• [Extracted material]:
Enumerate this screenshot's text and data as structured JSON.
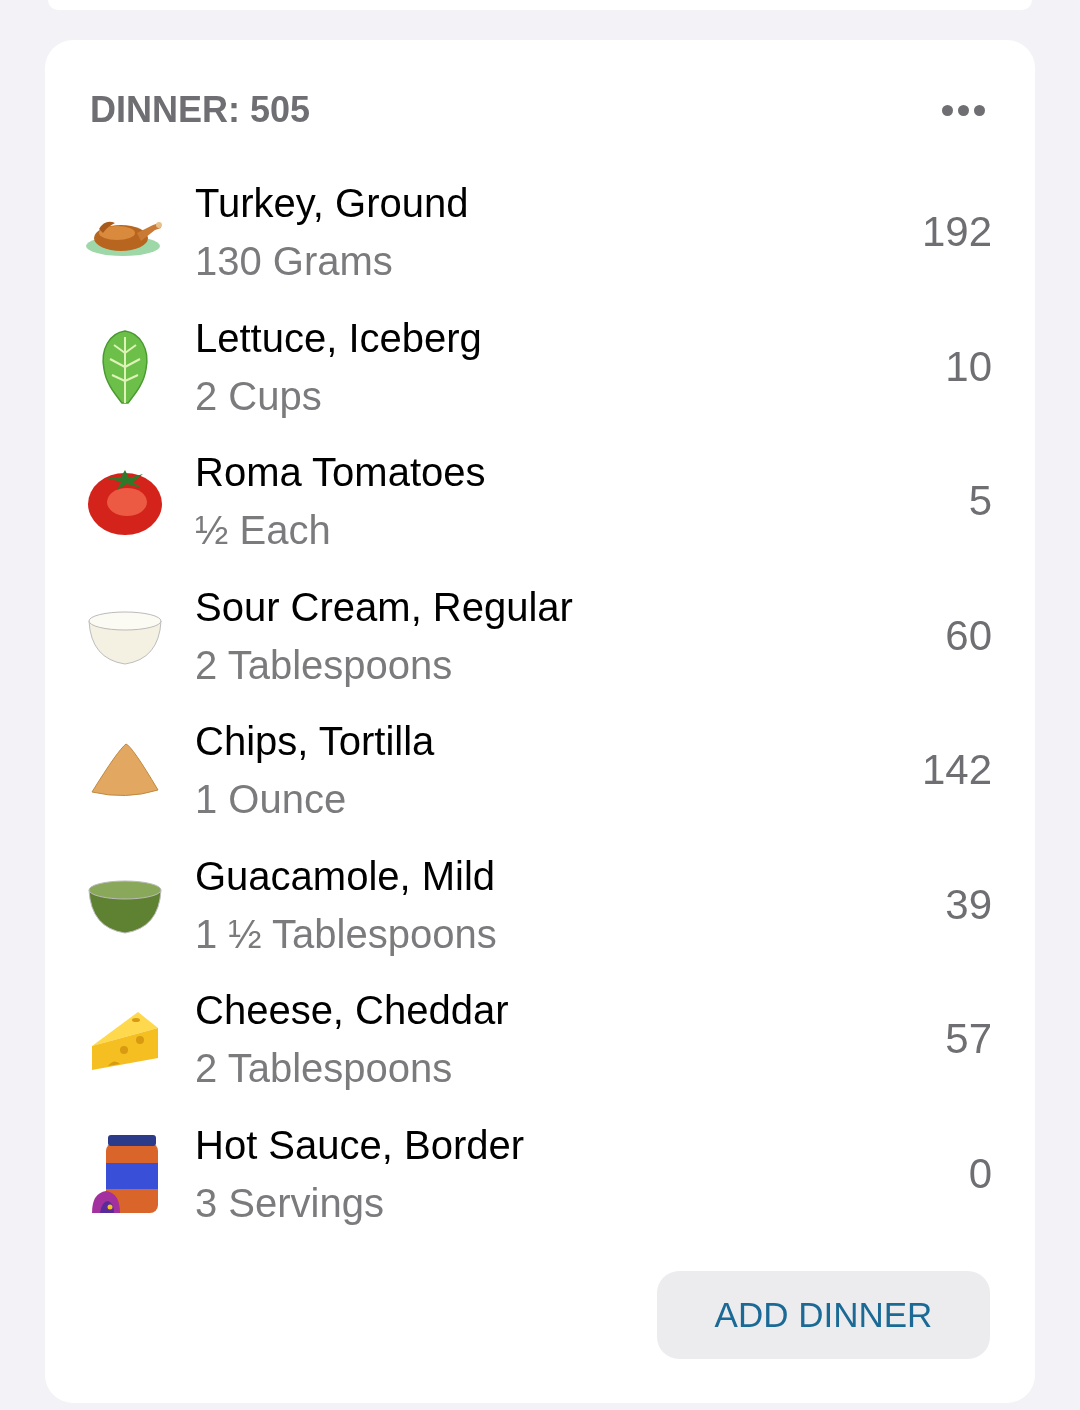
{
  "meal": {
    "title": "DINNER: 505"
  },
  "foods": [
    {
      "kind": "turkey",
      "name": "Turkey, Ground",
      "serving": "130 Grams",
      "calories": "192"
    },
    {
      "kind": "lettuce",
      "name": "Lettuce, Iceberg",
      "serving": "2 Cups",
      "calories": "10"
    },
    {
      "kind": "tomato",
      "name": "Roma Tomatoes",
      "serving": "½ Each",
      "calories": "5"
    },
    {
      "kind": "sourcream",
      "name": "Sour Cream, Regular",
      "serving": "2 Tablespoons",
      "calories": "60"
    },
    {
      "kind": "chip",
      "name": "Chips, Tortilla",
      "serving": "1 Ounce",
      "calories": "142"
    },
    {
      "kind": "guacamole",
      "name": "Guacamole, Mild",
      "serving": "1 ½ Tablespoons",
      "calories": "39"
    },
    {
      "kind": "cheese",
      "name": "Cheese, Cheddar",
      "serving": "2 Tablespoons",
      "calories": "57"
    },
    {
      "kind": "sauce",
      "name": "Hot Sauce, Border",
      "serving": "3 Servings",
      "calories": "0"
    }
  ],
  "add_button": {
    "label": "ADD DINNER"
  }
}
---
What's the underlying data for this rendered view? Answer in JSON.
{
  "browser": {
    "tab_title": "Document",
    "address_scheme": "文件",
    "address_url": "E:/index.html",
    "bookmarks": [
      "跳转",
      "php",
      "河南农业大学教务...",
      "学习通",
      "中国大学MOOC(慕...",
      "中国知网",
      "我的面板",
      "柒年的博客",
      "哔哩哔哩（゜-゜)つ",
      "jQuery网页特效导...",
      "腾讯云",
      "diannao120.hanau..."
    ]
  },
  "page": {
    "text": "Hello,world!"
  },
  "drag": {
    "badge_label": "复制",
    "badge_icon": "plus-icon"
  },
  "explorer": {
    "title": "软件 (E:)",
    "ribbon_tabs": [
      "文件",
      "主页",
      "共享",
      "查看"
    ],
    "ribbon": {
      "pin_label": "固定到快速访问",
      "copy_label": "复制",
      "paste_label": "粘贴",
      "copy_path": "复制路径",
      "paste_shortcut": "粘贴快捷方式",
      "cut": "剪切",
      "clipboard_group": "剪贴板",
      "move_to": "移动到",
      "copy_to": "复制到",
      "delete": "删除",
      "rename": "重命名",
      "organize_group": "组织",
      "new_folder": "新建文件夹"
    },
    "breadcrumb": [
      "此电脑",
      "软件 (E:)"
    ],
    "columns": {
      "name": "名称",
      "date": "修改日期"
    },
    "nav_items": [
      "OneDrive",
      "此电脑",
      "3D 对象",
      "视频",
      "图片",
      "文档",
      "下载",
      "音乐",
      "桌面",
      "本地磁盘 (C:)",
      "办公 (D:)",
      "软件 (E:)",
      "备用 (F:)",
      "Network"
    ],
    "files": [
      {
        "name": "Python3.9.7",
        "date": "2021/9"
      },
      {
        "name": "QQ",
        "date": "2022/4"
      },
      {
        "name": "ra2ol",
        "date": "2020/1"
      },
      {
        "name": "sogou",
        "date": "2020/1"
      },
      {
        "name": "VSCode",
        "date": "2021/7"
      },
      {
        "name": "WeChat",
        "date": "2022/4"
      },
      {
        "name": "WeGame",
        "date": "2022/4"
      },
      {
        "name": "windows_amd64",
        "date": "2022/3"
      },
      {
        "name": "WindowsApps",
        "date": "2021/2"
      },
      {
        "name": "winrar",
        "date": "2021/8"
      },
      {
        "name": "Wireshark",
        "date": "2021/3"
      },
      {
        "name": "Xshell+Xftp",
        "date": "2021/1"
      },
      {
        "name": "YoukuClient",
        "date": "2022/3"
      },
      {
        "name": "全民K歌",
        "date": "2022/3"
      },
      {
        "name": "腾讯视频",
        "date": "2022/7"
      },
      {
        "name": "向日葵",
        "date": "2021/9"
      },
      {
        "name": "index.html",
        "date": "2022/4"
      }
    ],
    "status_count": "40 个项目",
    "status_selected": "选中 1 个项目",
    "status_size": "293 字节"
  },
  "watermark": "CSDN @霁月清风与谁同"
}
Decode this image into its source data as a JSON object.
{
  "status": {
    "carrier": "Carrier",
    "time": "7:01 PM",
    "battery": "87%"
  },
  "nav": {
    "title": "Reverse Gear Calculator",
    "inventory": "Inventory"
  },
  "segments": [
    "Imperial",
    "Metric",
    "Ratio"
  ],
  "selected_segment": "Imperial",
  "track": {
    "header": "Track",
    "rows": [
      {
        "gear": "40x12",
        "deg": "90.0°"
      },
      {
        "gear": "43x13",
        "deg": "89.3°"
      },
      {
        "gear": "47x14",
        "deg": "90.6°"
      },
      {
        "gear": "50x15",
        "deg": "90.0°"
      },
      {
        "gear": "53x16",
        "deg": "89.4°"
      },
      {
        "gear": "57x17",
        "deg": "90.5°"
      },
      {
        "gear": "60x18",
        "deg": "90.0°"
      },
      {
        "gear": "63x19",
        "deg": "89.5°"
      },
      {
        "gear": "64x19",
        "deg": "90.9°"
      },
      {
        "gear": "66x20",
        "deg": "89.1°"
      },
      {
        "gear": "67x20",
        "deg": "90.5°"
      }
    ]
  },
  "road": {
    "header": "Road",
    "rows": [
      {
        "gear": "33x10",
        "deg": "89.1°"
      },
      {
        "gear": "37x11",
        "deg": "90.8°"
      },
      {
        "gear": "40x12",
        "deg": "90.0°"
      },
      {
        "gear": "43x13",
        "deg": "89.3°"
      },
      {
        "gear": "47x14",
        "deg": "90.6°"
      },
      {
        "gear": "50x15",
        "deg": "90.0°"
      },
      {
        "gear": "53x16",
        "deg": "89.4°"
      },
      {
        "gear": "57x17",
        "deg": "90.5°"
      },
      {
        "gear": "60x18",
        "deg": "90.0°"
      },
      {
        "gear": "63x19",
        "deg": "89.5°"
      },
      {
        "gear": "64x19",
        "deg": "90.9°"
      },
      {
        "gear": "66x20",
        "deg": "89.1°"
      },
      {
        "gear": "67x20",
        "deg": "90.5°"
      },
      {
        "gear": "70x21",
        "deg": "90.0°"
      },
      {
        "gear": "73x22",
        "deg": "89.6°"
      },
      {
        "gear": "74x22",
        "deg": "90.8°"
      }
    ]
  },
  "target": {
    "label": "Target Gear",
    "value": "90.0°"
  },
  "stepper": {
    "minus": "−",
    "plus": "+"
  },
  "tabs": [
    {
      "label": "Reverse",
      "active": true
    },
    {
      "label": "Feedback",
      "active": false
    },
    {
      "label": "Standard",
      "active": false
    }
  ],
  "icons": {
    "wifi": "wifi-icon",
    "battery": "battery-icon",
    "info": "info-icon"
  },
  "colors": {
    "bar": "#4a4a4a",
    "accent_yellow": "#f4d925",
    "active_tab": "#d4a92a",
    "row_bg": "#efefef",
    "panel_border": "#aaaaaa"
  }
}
---
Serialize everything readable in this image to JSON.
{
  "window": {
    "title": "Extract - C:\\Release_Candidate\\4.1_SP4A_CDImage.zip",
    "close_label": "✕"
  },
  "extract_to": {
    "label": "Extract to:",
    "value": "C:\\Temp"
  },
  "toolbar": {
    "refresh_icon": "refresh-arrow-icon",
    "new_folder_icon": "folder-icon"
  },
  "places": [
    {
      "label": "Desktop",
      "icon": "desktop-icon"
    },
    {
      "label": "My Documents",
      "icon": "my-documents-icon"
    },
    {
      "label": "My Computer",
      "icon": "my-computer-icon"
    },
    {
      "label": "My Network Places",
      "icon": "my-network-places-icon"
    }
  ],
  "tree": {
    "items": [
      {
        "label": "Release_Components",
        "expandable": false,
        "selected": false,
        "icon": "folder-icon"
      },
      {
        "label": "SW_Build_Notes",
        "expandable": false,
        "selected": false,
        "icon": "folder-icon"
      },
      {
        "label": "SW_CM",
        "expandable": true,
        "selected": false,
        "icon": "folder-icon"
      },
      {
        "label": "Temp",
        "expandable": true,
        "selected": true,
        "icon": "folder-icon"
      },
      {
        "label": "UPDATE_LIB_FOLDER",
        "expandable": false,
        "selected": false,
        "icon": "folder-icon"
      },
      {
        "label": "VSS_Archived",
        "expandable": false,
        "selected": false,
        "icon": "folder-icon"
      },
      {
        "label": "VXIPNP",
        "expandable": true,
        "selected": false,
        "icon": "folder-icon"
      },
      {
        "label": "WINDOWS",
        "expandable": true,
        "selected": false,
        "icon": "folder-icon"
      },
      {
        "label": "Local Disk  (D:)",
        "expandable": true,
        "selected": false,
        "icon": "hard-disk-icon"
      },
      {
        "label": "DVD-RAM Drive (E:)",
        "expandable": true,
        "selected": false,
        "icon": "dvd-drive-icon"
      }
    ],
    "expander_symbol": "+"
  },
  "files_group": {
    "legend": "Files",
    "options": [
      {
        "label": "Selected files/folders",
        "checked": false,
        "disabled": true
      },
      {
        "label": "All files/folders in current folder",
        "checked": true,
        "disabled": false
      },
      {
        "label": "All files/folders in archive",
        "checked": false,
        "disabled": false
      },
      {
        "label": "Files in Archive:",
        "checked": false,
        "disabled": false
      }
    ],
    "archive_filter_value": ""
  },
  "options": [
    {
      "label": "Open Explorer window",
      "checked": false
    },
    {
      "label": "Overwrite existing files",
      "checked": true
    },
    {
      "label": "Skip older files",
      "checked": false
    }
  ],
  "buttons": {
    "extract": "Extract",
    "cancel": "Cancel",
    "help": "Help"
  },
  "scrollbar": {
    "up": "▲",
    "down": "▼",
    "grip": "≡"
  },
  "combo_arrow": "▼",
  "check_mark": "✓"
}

• [Brief]: How many of the lines above hold "text"? Answer with only the number.

• [The answer]: 2